■ Provided material ■
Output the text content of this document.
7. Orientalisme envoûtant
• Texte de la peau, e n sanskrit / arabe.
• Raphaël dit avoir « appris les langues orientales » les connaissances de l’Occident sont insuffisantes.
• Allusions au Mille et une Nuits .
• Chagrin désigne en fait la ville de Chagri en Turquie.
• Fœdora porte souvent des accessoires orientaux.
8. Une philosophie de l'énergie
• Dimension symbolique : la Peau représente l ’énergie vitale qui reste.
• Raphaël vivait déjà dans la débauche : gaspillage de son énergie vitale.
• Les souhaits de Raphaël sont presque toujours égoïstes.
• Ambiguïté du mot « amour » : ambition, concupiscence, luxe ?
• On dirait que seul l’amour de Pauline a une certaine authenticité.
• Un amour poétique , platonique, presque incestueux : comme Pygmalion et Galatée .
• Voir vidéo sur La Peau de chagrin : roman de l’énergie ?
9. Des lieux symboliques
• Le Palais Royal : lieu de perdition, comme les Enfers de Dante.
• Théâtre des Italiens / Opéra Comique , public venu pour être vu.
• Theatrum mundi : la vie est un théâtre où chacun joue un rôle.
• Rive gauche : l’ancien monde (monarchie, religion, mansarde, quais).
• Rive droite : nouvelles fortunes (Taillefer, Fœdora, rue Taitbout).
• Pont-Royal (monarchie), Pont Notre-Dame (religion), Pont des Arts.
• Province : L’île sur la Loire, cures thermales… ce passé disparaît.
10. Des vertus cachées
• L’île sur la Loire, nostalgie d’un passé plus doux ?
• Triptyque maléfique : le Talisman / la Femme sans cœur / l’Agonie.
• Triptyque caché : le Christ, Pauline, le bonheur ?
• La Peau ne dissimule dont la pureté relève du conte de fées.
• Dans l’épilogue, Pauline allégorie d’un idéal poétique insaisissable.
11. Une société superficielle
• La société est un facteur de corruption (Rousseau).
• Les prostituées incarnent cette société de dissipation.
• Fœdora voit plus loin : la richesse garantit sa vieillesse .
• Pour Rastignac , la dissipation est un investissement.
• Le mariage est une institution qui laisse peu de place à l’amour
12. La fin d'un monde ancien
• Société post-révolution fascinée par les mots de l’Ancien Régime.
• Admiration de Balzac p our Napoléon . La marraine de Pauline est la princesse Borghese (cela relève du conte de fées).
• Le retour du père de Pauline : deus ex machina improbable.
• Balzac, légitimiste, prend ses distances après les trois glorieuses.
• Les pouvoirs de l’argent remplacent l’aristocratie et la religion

■ Objective ■
Write out every record verbatim.

■ Exercise response ■
Output the text content of this document.
7. Orientalisme envoûtant
• Texte de la peau, e n sanskrit / arabe.
• Raphaël dit avoir « appris les langues orientales » les connaissances de l’Occident sont insuffisantes.
• Allusions au Mille et une Nuits .
• Chagrin désigne en fait la ville de Chagri en Turquie.
• Fœdora porte souvent des accessoires orientaux.
8. Une philosophie de l'énergie
• Dimension symbolique : la Peau représente l ’énergie vitale qui reste.
• Raphaël vivait déjà dans la débauche : gaspillage de son énergie vitale.
• Les souhaits de Raphaël sont presque toujours égoïstes.
• Ambiguïté du mot « amour » : ambition, concupiscence, luxe ?
• On dirait que seul l’amour de Pauline a une certaine authenticité.
• Un amour poétique , platonique, presque incestueux : comme Pygmalion et Galatée .
• Voir vidéo sur La Peau de chagrin : roman de l’énergie ?
9. Des lieux symboliques
• Le Palais Royal : lieu de perdition, comme les Enfers de Dante.
• Théâtre des Italiens / Opéra Comique , public venu pour être vu.
• Theatrum mundi : la vie est un théâtre où chacun joue un rôle.
• Rive gauche : l’ancien monde (monarchie, religion, mansarde, quais).
• Rive droite : nouvelles fortunes (Taillefer, Fœdora, rue Taitbout).
• Pont-Royal (monarchie), Pont Notre-Dame (religion), Pont des Arts.
• Province : L’île sur la Loire, cures thermales… ce passé disparaît.
10. Des vertus cachées
• L’île sur la Loire, nostalgie d’un passé plus doux ?
• Triptyque maléfique : le Talisman / la Femme sans cœur / l’Agonie.
• Triptyque caché : le Christ, Pauline, le bonheur ?
• La Peau ne dissimule dont la pureté relève du conte de fées.
• Dans l’épilogue, Pauline allégorie d’un idéal poétique insaisissable.
11. Une société superficielle
• La société est un facteur de corruption (Rousseau).
• Les prostituées incarnent cette société de dissipation.
• Fœdora voit plus loin : la richesse garantit sa vieillesse .
• Pour Rastignac , la dissipation est un investissement.
• Le mariage est une institution qui laisse peu de place à l’amour
12. La fin d'un monde ancien
• Société post-révolution fascinée par les mots de l’Ancien Régime.
• Admiration de Balzac p our Napoléon . La marraine de Pauline est la princesse Borghese (cela relève du conte de fées).
• Le retour du père de Pauline : deus ex machina improbable.
• Balzac, légitimiste, prend ses distances après les trois glorieuses.
• Les pouvoirs de l’argent remplacent l’aristocratie et la religion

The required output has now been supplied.